━━ Data for this task
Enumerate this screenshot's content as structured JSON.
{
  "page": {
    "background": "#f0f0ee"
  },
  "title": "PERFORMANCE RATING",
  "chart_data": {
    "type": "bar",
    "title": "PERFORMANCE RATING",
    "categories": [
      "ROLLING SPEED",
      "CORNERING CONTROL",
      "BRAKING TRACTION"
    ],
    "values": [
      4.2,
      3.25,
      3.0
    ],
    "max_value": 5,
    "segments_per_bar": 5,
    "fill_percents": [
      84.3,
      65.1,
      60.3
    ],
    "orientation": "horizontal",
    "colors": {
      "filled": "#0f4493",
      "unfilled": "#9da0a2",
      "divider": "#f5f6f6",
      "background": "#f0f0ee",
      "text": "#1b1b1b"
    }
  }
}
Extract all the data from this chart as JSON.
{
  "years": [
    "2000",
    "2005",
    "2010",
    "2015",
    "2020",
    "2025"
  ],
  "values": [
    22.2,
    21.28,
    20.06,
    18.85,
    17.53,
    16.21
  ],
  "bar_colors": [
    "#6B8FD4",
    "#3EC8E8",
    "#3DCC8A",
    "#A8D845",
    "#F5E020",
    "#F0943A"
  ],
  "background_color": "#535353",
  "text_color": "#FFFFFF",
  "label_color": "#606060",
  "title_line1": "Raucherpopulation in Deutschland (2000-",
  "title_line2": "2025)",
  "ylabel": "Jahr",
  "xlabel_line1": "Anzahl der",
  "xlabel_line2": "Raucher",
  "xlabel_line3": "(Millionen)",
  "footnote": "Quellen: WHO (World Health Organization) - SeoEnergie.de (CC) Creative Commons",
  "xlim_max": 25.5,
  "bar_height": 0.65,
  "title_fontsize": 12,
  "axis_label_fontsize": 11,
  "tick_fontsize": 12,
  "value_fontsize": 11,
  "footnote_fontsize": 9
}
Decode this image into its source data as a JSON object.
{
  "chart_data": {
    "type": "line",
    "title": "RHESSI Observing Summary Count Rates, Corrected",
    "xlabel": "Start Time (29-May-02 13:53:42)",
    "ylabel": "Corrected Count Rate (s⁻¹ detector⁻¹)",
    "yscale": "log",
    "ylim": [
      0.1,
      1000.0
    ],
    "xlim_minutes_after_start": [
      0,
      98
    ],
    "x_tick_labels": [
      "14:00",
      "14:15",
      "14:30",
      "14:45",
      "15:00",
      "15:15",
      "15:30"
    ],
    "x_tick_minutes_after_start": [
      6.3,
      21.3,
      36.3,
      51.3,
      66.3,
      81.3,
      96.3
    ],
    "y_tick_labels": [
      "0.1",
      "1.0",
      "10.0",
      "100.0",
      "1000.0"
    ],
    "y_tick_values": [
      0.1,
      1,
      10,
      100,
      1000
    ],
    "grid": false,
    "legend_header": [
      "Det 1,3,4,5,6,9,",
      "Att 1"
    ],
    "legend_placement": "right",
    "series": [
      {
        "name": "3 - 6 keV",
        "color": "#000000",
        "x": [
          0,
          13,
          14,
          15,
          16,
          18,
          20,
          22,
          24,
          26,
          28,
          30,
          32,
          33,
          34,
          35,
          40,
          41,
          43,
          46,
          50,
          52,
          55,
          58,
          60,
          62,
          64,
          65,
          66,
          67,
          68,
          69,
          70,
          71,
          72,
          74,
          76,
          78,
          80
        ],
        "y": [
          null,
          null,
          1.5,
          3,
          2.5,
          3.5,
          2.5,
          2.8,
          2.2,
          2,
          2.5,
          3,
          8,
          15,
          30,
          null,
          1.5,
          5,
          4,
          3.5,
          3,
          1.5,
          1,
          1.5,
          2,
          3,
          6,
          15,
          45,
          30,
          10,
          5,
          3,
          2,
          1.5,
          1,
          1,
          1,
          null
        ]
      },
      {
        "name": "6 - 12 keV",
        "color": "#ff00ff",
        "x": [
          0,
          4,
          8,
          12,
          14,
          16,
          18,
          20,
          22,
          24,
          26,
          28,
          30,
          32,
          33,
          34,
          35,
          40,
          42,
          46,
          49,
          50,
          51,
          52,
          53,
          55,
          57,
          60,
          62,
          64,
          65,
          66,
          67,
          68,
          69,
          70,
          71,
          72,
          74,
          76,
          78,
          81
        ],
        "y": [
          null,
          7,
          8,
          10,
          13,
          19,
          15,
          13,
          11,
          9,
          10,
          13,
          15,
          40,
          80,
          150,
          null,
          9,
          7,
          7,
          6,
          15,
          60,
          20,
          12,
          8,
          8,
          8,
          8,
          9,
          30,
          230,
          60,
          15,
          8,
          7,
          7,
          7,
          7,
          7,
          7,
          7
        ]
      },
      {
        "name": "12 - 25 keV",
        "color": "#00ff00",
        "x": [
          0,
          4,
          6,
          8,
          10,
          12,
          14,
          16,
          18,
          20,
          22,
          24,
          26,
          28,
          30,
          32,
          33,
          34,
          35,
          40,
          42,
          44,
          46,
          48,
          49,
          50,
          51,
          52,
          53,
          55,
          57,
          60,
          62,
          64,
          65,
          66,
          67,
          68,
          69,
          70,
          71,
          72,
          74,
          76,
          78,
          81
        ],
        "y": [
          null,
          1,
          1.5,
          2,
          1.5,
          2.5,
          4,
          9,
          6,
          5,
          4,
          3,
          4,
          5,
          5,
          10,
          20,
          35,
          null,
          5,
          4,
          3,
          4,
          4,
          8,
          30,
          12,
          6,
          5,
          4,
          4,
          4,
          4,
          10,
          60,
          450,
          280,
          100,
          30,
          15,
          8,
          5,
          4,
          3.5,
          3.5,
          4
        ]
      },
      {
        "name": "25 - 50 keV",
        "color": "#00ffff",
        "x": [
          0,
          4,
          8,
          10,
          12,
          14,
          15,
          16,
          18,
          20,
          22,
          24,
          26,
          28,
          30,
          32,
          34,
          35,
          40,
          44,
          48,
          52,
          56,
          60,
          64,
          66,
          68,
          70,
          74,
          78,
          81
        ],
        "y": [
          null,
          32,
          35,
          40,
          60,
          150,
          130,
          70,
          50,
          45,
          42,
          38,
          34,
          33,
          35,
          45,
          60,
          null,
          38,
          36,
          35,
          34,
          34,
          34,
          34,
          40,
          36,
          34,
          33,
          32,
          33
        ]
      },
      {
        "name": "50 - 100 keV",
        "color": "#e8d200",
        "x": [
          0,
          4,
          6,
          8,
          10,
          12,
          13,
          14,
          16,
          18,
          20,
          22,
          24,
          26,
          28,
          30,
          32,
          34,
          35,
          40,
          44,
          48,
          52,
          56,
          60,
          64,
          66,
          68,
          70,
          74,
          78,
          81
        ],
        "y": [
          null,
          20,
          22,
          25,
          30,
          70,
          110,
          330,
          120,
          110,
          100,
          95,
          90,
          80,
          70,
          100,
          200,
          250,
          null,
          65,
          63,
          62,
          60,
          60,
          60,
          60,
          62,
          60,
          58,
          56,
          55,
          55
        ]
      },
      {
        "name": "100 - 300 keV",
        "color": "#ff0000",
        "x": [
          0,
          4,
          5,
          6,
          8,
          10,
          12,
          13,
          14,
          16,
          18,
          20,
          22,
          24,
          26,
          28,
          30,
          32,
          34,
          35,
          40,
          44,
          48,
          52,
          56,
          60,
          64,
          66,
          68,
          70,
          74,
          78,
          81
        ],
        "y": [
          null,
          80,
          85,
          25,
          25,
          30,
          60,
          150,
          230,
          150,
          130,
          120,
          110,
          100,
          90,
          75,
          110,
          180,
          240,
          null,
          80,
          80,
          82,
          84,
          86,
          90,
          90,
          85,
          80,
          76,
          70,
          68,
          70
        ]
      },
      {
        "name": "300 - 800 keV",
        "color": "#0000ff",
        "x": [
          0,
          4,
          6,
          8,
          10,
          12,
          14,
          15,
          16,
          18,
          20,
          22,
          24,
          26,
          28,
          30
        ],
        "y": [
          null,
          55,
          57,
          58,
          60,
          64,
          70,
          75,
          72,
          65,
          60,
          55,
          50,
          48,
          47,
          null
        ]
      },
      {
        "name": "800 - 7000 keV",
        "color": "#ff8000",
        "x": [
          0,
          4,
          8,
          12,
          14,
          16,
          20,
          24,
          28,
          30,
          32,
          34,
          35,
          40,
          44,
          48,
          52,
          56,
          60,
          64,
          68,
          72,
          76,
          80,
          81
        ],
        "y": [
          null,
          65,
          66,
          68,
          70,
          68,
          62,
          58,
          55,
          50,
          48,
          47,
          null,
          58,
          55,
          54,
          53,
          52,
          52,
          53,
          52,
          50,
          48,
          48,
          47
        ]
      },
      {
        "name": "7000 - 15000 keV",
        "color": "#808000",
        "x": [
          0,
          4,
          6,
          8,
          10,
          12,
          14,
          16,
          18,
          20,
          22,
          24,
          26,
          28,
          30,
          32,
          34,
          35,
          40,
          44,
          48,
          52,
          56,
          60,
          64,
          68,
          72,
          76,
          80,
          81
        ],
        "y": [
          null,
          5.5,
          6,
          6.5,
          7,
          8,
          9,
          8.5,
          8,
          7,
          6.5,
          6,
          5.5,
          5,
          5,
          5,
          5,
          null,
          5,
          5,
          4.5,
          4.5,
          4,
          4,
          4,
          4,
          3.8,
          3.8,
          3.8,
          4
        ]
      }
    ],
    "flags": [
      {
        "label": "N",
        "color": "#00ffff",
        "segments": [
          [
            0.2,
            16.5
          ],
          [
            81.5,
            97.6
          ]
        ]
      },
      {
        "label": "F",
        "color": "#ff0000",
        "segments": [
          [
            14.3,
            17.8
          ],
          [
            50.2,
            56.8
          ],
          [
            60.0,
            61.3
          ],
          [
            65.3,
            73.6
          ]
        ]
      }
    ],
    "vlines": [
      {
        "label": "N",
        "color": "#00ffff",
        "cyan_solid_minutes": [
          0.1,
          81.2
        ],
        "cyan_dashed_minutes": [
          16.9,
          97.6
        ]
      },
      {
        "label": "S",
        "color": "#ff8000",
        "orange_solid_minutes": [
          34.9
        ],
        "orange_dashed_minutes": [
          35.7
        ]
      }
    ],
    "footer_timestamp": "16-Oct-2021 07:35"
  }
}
━━━━
*Description of the task*:
Tally the lines of the material above that contain the word "PERFORMANCE" and report the total alone.

*Correct answer*:
2